▶ **Exercise**
Leaving out the pictures, please retype each record exactly.

** Start Listing **

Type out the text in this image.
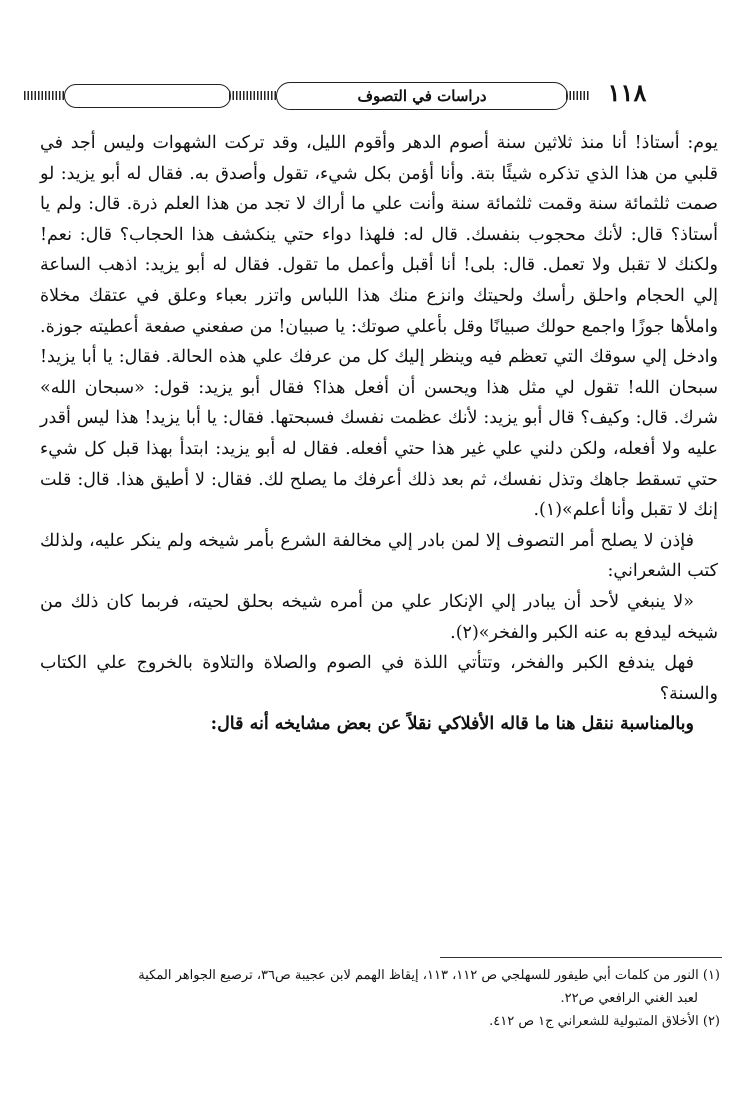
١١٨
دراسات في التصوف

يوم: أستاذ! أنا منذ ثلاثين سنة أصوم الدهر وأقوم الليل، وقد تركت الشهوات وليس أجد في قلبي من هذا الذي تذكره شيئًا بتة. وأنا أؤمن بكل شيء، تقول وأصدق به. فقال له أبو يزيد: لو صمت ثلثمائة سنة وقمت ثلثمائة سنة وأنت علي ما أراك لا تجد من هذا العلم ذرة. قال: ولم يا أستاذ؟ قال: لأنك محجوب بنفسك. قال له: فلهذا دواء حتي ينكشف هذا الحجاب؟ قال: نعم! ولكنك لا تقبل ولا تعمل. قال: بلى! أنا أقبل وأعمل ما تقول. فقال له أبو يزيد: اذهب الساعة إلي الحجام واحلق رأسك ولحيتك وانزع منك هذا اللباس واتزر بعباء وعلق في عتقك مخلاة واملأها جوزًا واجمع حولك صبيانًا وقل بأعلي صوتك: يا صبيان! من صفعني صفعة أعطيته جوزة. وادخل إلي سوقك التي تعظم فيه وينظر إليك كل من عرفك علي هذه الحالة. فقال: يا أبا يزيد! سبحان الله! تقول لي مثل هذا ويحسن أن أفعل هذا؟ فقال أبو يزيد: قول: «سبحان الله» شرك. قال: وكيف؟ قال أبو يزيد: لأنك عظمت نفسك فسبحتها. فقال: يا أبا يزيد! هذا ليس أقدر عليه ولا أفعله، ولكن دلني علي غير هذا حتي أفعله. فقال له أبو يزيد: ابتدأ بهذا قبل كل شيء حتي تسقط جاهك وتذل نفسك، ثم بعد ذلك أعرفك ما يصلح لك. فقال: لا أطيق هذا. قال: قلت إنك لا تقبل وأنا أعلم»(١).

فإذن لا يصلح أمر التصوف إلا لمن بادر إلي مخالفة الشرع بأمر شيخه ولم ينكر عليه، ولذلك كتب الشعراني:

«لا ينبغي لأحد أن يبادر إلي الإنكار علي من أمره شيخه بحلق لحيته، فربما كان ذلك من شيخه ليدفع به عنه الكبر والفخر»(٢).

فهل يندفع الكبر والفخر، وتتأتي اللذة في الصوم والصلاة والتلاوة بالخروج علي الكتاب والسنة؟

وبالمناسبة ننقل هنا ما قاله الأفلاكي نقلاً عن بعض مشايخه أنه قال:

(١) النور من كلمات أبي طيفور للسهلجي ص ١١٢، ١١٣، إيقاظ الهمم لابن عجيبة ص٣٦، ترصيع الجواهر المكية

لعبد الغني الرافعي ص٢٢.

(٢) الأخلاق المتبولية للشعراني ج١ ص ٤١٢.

** End Listing **

▶ **Task answer**
Type out the text in this image.
١١٨
دراسات في التصوف

يوم: أستاذ! أنا منذ ثلاثين سنة أصوم الدهر وأقوم الليل، وقد تركت الشهوات وليس أجد في قلبي من هذا الذي تذكره شيئًا بتة. وأنا أؤمن بكل شيء، تقول وأصدق به. فقال له أبو يزيد: لو صمت ثلثمائة سنة وقمت ثلثمائة سنة وأنت علي ما أراك لا تجد من هذا العلم ذرة. قال: ولم يا أستاذ؟ قال: لأنك محجوب بنفسك. قال له: فلهذا دواء حتي ينكشف هذا الحجاب؟ قال: نعم! ولكنك لا تقبل ولا تعمل. قال: بلى! أنا أقبل وأعمل ما تقول. فقال له أبو يزيد: اذهب الساعة إلي الحجام واحلق رأسك ولحيتك وانزع منك هذا اللباس واتزر بعباء وعلق في عتقك مخلاة واملأها جوزًا واجمع حولك صبيانًا وقل بأعلي صوتك: يا صبيان! من صفعني صفعة أعطيته جوزة. وادخل إلي سوقك التي تعظم فيه وينظر إليك كل من عرفك علي هذه الحالة. فقال: يا أبا يزيد! سبحان الله! تقول لي مثل هذا ويحسن أن أفعل هذا؟ فقال أبو يزيد: قول: «سبحان الله» شرك. قال: وكيف؟ قال أبو يزيد: لأنك عظمت نفسك فسبحتها. فقال: يا أبا يزيد! هذا ليس أقدر عليه ولا أفعله، ولكن دلني علي غير هذا حتي أفعله. فقال له أبو يزيد: ابتدأ بهذا قبل كل شيء حتي تسقط جاهك وتذل نفسك، ثم بعد ذلك أعرفك ما يصلح لك. فقال: لا أطيق هذا. قال: قلت إنك لا تقبل وأنا أعلم»(١).

فإذن لا يصلح أمر التصوف إلا لمن بادر إلي مخالفة الشرع بأمر شيخه ولم ينكر عليه، ولذلك كتب الشعراني:

«لا ينبغي لأحد أن يبادر إلي الإنكار علي من أمره شيخه بحلق لحيته، فربما كان ذلك من شيخه ليدفع به عنه الكبر والفخر»(٢).

فهل يندفع الكبر والفخر، وتتأتي اللذة في الصوم والصلاة والتلاوة بالخروج علي الكتاب والسنة؟

وبالمناسبة ننقل هنا ما قاله الأفلاكي نقلاً عن بعض مشايخه أنه قال:

(١) النور من كلمات أبي طيفور للسهلجي ص ١١٢، ١١٣، إيقاظ الهمم لابن عجيبة ص٣٦، ترصيع الجواهر المكية

لعبد الغني الرافعي ص٢٢.

(٢) الأخلاق المتبولية للشعراني ج١ ص ٤١٢.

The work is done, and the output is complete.